_Goal of the exercise_:
Say whether each statement agrees with the bug report about the REGEXP operator. Answer yes or no for each and quote the words of the report that decide it.
1. The report's severity is rated non-critical.
2. Valeriy Kravchuk finds that RLIKE works out of the box the same way as LIKE.
3. Peter Laursen says % acts as a wildcard in the operand after REGEXP/RLIKE.

_Text extract_:

Bug #61783 | Documentation issue with REGEXP operator | ||
---|---|---|---|
Submitted: | 7 Jul 2011 12:25 | Modified: | 29 Aug 2011 20:27 |
Reporter: | Peter Laursen (Basic Quality Contributor) | Email Updates: | |
Status: | Closed | Impact on me: | |
Category: | MySQL Server: Documentation | Severity: | S3 (Non-critical) |
Version: | 5.0+ | OS: | Any |
Assigned to: | Paul DuBois | CPU Architecture: | Any |
Tags: | qc |
[7 Jul 2011 12:25]
Peter Laursen
[7 Jul 2011 15:25]
Valeriy Kravchuk
I agree that "current character set" should be properly defined. As for notes about RLIKE etc, for me it does NOT work out of the box the same way as LIKE, for exmaple: mysql> select 'æøåÆØÅ' like 'æ%' as a; +---+ | a | +---+ | 1 | +---+ 1 row in set (0.00 sec) mysql> select 'æøåÆØÅ' rlike 'æ%' as a; +---+ | a | +---+ | 0 | +---+ 1 row in set (0.00 sec) mysql> select version(); +--------------+ | version() | +--------------+ | 5.5.15-debug | +--------------+ 1 row in set (0.00 sec) mysql> show variables like 'char%'; +--------------------------+---------------------------------------+ | Variable_name | Value | +--------------------------+---------------------------------------+ | character_set_client | utf8 | | character_set_connection | utf8 | | character_set_database | latin1 | | character_set_filesystem | binary | | character_set_results | utf8 | | character_set_server | latin1 | | character_set_system | utf8 | | character_sets_dir | /Users/openxs/dbs/5.5/share/charsets/ | +--------------------------+---------------------------------------+ 8 rows in set (0.01 sec) So, manual still makes some sense in this area...
[7 Jul 2011 15:44]
Peter Laursen
@Valeriy .. I don't think you can use wildcards in the operand after REGEXP/RLIKE. % works as a literal here and not a wildcard.

_Extracted data_:
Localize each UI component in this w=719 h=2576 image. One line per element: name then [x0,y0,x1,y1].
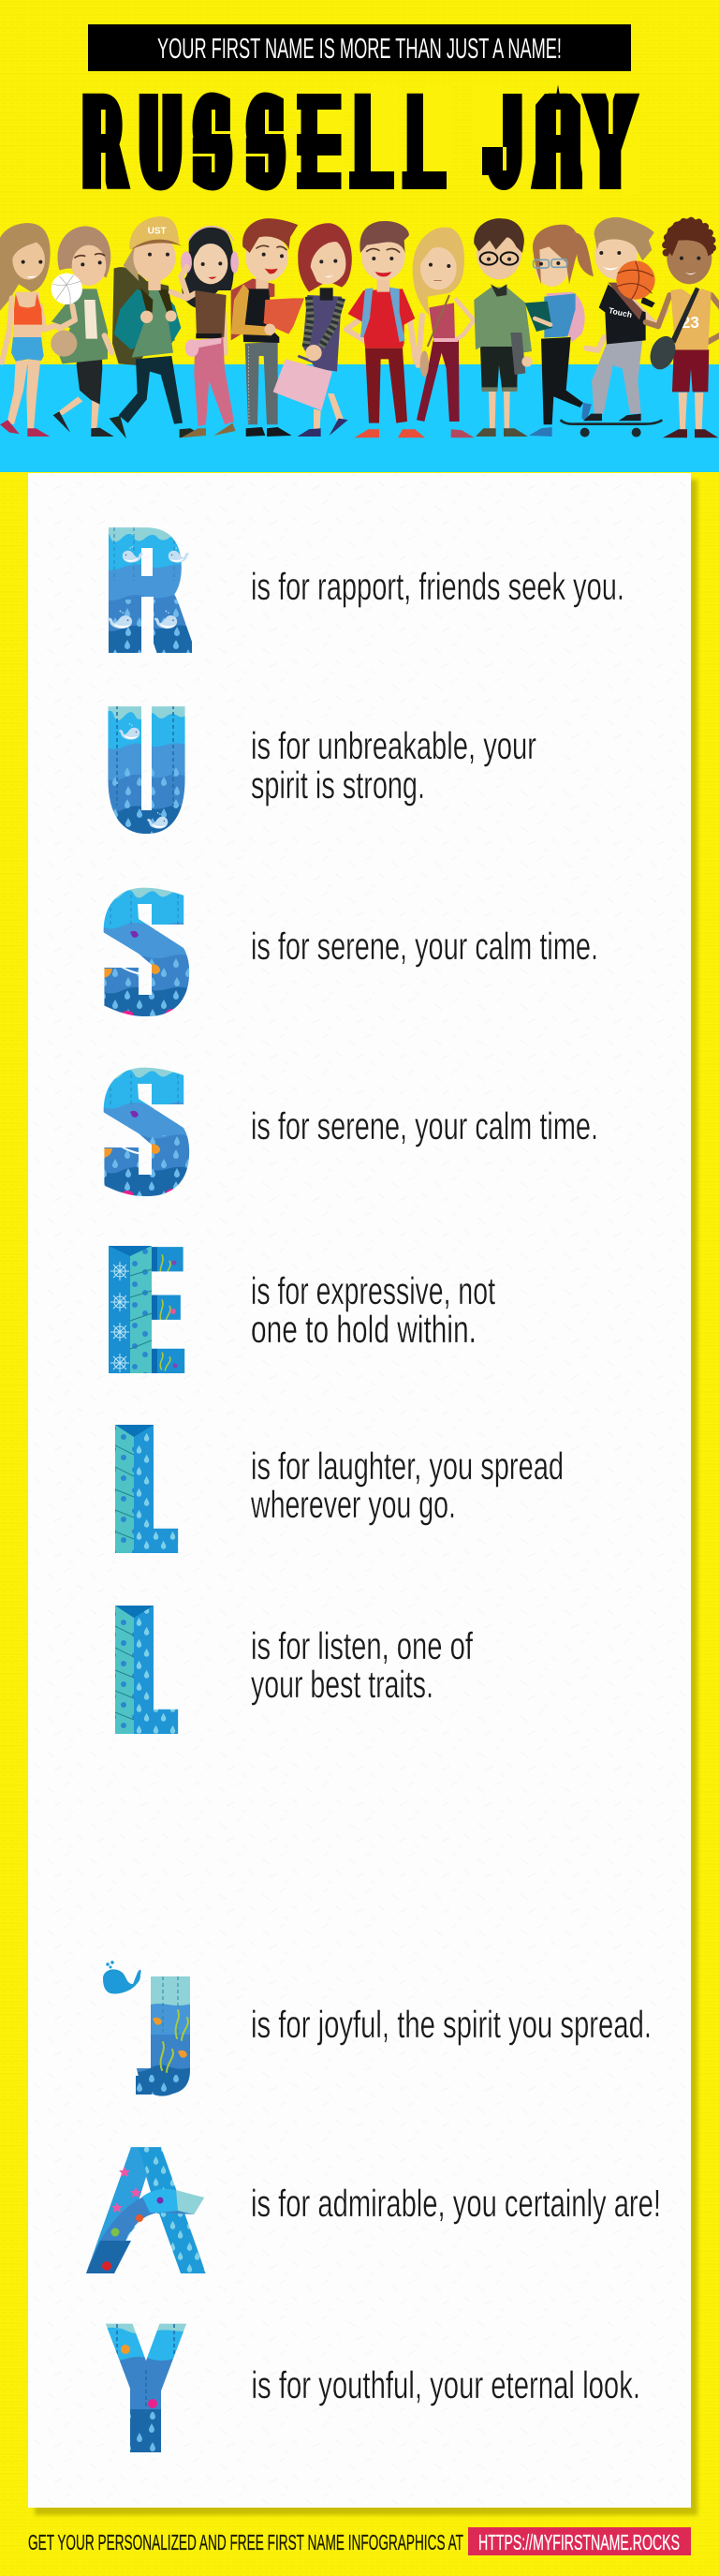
crowd of students [0,216,719,438]
text: L lines 2: your best traits. [251,1663,433,1706]
person 6: girl with red bob and pink bag [273,223,352,437]
person 4: girl with headphones [171,227,239,437]
person 11: skater boy with basketball [561,217,666,437]
person 1: girl in orange top [0,223,71,437]
letter S [103,888,189,1016]
letter L (second) [115,1606,178,1734]
title: RUSSELL JAY: RUSSELL JAY [84,84,629,200]
person 12: boy with curly hair and jersey: 23 [682,313,699,332]
letter Y [105,2323,187,2452]
person 3: boy with cap and backpack [110,216,203,438]
white panel [28,473,691,2508]
letter U [103,705,187,834]
person 2: girl with volleyball [51,227,114,437]
text: U lines: is for unbreakable, your [251,724,536,767]
title foot extensions [297,94,580,189]
text: E lines [251,1269,495,1351]
title counters and slits [101,86,639,193]
arch band on A [86,2167,204,2273]
person 11: skater boy with basketball: Touch [608,305,633,319]
text: L lines 2 [251,1624,473,1706]
text: L lines 1 [250,1444,564,1526]
whale above J [103,1961,141,1994]
person 12: boy with curly hair and jersey [646,218,719,437]
person 5: boy with red hair and book [231,218,304,437]
blue floor band [0,364,719,472]
letter J [136,1976,190,2096]
text: E lines: is for expressive, not [251,1269,495,1312]
person 9: boy with glasses and laptop [474,218,533,437]
person 10: girl with ponytail and tablet [525,225,594,437]
person 8: blonde girl [413,228,475,437]
whales on U [119,723,168,829]
panel shadow [35,480,697,2515]
person 3: boy with cap and backpack: UST [148,226,167,236]
letter E [109,1246,185,1373]
letter L [115,1425,178,1553]
letter R [98,527,192,653]
letter S (second) [103,1068,189,1196]
person 7: boy in red t-shirt [346,221,425,437]
text: L lines 2: is for listen, one of [251,1624,473,1667]
text: U lines [251,724,536,807]
letter A [86,2147,206,2273]
text: U lines: spirit is strong. [251,763,425,807]
whales on R [108,546,189,629]
text: E lines: one to hold within. [251,1308,477,1351]
text: L lines 1: is for laughter, you spread [251,1444,564,1488]
tagline banner [88,24,631,71]
text: L lines 1: wherever you go. [250,1483,456,1526]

_Reply_:
1. Yes: "S3 (Non-critical)"
2. No: "for me it does NOT work out of the box the same way as LIKE"
3. No: "% works as a literal here and not a wildcard."